Element-and-box listings:
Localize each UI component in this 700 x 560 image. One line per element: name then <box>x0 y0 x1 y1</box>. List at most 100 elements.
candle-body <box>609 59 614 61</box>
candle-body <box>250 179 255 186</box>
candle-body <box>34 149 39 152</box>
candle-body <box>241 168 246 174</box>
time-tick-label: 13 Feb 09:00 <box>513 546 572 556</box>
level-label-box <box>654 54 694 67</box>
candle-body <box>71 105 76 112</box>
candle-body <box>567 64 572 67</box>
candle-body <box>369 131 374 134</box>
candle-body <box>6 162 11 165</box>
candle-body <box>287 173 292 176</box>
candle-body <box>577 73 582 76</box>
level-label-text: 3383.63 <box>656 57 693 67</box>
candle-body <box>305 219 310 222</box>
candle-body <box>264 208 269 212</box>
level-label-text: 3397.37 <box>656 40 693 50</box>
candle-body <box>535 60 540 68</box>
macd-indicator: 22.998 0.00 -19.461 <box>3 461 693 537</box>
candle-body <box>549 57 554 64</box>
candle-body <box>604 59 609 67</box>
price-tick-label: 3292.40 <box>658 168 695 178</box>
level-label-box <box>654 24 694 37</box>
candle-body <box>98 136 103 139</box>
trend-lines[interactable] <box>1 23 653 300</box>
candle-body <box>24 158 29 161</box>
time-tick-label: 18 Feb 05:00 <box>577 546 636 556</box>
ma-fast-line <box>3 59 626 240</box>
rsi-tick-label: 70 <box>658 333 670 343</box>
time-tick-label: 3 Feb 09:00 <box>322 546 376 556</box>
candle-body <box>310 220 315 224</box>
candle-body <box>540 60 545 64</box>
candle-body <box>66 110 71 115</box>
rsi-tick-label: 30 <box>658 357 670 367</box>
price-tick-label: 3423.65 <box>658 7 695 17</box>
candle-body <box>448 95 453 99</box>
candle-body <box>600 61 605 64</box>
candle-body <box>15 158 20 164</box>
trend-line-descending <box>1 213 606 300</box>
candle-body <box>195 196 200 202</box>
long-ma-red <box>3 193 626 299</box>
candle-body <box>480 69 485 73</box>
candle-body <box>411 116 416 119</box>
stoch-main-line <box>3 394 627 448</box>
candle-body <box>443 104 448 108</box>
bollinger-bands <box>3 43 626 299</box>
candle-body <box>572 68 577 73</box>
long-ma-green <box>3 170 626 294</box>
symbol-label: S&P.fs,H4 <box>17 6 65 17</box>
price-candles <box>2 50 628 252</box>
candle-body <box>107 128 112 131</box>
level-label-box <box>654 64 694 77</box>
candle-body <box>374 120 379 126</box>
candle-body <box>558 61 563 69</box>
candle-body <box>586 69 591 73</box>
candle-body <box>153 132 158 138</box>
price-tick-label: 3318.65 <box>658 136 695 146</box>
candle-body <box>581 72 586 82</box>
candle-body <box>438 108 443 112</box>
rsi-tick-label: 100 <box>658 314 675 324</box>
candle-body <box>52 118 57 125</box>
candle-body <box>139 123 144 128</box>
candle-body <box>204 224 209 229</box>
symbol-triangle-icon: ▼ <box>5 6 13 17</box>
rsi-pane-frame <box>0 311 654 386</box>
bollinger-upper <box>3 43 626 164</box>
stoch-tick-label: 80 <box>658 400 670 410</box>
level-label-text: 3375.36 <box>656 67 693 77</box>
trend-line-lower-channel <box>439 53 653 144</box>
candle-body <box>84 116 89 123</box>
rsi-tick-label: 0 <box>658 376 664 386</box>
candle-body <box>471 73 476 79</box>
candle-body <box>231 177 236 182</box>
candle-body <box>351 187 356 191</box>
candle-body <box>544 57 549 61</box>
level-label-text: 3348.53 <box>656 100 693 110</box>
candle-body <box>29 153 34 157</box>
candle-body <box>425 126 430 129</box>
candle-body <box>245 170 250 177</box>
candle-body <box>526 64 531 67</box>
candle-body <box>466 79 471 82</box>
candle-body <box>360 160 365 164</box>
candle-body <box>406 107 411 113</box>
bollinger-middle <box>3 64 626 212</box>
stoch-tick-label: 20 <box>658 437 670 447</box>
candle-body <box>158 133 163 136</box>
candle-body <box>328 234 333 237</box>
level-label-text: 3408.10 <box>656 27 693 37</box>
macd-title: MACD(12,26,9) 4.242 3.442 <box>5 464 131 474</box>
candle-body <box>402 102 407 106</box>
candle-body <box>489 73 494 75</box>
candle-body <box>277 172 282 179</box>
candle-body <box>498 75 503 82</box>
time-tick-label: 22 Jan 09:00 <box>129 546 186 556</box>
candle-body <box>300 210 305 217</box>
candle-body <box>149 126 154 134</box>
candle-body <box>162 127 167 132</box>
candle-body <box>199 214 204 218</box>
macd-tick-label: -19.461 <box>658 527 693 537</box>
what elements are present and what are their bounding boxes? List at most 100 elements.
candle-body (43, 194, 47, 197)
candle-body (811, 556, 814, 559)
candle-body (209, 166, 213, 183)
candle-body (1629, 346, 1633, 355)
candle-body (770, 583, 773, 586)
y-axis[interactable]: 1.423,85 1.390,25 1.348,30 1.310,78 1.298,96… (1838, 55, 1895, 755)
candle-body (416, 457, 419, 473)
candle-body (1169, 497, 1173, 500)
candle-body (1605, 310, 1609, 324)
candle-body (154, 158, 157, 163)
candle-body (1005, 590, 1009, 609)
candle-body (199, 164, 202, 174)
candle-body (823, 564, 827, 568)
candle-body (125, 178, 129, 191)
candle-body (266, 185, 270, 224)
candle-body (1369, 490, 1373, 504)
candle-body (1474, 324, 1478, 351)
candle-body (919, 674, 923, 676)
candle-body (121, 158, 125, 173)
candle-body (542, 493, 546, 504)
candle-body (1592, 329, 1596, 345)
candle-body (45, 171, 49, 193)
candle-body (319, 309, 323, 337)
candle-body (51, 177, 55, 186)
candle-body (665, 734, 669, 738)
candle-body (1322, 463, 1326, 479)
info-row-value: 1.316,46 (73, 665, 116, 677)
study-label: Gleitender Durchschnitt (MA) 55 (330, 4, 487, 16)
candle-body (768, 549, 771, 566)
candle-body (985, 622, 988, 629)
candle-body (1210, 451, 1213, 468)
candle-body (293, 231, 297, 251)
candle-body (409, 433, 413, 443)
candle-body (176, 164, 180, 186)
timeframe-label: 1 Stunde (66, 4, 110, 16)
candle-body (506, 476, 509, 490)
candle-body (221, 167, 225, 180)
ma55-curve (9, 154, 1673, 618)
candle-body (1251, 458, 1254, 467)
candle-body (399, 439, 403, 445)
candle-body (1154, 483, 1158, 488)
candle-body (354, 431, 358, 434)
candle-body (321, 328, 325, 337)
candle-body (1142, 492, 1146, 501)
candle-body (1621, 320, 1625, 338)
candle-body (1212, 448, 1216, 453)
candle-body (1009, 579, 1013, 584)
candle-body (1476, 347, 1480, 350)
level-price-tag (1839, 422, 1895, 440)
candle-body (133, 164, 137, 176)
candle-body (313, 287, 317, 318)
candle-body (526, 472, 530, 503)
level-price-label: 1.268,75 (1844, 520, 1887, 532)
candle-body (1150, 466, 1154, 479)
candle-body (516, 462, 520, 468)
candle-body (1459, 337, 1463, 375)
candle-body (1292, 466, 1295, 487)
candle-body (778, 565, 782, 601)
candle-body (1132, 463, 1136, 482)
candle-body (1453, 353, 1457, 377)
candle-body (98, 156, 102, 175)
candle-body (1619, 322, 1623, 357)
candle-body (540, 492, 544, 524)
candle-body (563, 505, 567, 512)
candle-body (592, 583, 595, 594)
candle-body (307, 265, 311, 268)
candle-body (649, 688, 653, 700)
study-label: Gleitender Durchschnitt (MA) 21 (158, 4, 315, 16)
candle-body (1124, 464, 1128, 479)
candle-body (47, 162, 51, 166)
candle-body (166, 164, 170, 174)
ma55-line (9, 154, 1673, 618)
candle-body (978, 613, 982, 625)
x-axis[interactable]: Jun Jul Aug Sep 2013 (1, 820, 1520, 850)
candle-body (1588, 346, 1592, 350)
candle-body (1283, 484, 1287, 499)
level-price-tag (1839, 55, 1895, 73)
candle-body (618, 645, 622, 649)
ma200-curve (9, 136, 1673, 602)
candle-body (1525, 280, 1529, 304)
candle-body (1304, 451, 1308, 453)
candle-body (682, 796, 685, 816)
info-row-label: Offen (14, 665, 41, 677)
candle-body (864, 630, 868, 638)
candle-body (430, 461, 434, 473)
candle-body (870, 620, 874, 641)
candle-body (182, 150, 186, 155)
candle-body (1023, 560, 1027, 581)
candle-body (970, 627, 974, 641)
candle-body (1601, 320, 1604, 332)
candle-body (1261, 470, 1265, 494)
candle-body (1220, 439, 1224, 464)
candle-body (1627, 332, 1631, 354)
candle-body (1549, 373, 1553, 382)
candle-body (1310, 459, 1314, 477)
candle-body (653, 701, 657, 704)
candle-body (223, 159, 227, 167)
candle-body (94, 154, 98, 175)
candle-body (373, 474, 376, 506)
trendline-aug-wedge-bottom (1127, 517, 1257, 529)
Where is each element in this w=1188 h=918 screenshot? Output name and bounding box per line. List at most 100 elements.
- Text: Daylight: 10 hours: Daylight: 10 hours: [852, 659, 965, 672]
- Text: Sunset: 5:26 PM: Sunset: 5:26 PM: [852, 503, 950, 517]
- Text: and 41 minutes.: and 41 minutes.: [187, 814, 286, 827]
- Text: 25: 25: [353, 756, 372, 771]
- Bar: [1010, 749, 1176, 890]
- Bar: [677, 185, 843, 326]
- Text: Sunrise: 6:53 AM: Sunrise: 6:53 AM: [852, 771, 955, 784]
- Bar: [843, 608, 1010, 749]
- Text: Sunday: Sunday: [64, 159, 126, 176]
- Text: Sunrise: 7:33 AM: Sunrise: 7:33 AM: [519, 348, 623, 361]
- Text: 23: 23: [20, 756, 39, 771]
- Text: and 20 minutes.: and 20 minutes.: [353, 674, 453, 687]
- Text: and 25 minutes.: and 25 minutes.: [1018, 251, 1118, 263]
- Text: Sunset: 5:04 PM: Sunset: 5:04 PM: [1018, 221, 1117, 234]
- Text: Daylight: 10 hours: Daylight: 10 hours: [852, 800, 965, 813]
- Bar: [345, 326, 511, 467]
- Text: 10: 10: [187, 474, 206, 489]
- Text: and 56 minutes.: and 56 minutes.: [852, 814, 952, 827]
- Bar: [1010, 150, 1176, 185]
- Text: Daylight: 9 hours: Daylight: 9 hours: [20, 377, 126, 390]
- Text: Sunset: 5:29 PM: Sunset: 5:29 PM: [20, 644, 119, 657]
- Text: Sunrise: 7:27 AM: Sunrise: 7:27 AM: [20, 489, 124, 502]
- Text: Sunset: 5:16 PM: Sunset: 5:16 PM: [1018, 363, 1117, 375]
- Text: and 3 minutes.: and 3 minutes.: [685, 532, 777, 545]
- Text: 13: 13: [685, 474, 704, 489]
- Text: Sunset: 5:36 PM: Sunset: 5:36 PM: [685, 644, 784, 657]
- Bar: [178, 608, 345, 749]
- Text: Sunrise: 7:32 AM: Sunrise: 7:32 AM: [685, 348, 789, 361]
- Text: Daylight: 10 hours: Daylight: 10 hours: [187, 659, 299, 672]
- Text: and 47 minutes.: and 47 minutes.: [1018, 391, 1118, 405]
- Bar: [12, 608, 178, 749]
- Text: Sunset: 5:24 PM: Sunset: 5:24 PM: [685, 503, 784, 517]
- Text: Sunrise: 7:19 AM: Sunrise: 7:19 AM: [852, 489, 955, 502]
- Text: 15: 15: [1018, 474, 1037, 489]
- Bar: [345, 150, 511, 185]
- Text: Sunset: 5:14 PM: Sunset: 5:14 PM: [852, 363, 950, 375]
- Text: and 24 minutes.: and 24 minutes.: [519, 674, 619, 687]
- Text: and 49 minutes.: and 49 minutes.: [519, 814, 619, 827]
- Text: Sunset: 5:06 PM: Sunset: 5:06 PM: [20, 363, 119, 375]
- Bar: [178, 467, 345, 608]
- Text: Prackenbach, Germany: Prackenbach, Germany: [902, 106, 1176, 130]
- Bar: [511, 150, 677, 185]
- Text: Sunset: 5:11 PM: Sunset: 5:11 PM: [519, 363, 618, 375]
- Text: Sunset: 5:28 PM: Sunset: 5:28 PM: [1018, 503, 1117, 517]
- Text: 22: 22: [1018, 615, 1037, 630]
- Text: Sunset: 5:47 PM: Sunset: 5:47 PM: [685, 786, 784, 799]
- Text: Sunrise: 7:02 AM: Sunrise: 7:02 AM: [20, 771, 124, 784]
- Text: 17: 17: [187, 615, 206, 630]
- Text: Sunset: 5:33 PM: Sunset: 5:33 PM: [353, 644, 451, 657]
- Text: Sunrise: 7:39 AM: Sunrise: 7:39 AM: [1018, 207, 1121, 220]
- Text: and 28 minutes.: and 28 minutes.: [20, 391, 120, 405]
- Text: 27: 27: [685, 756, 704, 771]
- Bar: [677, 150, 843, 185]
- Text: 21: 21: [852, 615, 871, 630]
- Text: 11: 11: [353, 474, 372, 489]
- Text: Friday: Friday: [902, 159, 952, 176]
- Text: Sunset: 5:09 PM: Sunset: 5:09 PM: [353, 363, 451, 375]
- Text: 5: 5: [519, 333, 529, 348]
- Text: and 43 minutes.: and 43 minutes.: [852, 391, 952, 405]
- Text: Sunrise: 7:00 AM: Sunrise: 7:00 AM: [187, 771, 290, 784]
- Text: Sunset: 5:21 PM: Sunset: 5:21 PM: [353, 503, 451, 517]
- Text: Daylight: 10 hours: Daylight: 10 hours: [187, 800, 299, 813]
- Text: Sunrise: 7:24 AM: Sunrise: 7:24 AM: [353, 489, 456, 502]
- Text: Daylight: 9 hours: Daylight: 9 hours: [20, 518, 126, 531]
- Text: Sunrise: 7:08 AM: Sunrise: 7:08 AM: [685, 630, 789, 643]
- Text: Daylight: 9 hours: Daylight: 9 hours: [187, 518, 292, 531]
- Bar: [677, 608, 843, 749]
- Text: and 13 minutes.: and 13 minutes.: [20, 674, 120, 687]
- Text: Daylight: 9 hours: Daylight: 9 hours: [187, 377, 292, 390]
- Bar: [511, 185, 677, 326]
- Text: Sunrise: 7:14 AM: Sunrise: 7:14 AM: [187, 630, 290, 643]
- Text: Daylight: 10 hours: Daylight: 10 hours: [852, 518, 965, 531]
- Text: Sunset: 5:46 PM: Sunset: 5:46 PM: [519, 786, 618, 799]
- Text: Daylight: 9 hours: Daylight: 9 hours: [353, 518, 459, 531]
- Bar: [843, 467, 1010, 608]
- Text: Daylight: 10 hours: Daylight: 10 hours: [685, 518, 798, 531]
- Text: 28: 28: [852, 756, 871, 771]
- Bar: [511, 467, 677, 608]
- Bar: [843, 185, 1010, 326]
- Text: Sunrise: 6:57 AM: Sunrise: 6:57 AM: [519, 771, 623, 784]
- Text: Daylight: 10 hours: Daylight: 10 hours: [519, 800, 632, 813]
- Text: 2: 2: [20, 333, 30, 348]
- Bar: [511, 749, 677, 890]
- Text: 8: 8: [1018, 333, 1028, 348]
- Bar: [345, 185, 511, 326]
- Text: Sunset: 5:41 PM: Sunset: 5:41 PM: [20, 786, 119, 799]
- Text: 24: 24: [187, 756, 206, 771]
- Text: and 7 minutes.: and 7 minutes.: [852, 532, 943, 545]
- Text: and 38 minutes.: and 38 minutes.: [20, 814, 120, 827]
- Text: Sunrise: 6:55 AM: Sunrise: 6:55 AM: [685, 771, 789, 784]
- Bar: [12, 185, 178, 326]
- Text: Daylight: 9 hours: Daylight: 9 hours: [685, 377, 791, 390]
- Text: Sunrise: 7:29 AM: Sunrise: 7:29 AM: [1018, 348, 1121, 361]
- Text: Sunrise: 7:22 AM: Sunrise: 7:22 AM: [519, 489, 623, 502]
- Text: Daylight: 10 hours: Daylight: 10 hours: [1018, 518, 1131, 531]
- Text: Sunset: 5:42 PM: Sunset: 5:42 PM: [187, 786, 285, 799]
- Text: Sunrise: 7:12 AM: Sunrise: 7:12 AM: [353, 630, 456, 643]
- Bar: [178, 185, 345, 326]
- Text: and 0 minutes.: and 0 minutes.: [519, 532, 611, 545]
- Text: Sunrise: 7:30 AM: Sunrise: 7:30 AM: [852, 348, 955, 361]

• **WHAT THE TASK ASKS**
Copy the rows above word for word, from the first line through the line containing "candle-body <box>66 110 71 115</box>", both included.

• **CORRECT OUTPUT**
Localize each UI component in this 700 x 560 image. One line per element: name then <box>x0 y0 x1 y1</box>. List at most 100 elements.
candle-body <box>609 59 614 61</box>
candle-body <box>250 179 255 186</box>
candle-body <box>34 149 39 152</box>
candle-body <box>241 168 246 174</box>
time-tick-label: 13 Feb 09:00 <box>513 546 572 556</box>
level-label-box <box>654 54 694 67</box>
candle-body <box>71 105 76 112</box>
candle-body <box>567 64 572 67</box>
candle-body <box>369 131 374 134</box>
candle-body <box>6 162 11 165</box>
candle-body <box>287 173 292 176</box>
candle-body <box>577 73 582 76</box>
level-label-text: 3383.63 <box>656 57 693 67</box>
candle-body <box>305 219 310 222</box>
candle-body <box>264 208 269 212</box>
level-label-text: 3397.37 <box>656 40 693 50</box>
candle-body <box>535 60 540 68</box>
macd-indicator: 22.998 0.00 -19.461 <box>3 461 693 537</box>
candle-body <box>549 57 554 64</box>
candle-body <box>604 59 609 67</box>
price-tick-label: 3292.40 <box>658 168 695 178</box>
level-label-box <box>654 24 694 37</box>
candle-body <box>98 136 103 139</box>
trend-lines[interactable] <box>1 23 653 300</box>
candle-body <box>24 158 29 161</box>
time-tick-label: 18 Feb 05:00 <box>577 546 636 556</box>
ma-fast-line <box>3 59 626 240</box>
rsi-tick-label: 70 <box>658 333 670 343</box>
time-tick-label: 3 Feb 09:00 <box>322 546 376 556</box>
candle-body <box>310 220 315 224</box>
candle-body <box>540 60 545 64</box>
candle-body <box>66 110 71 115</box>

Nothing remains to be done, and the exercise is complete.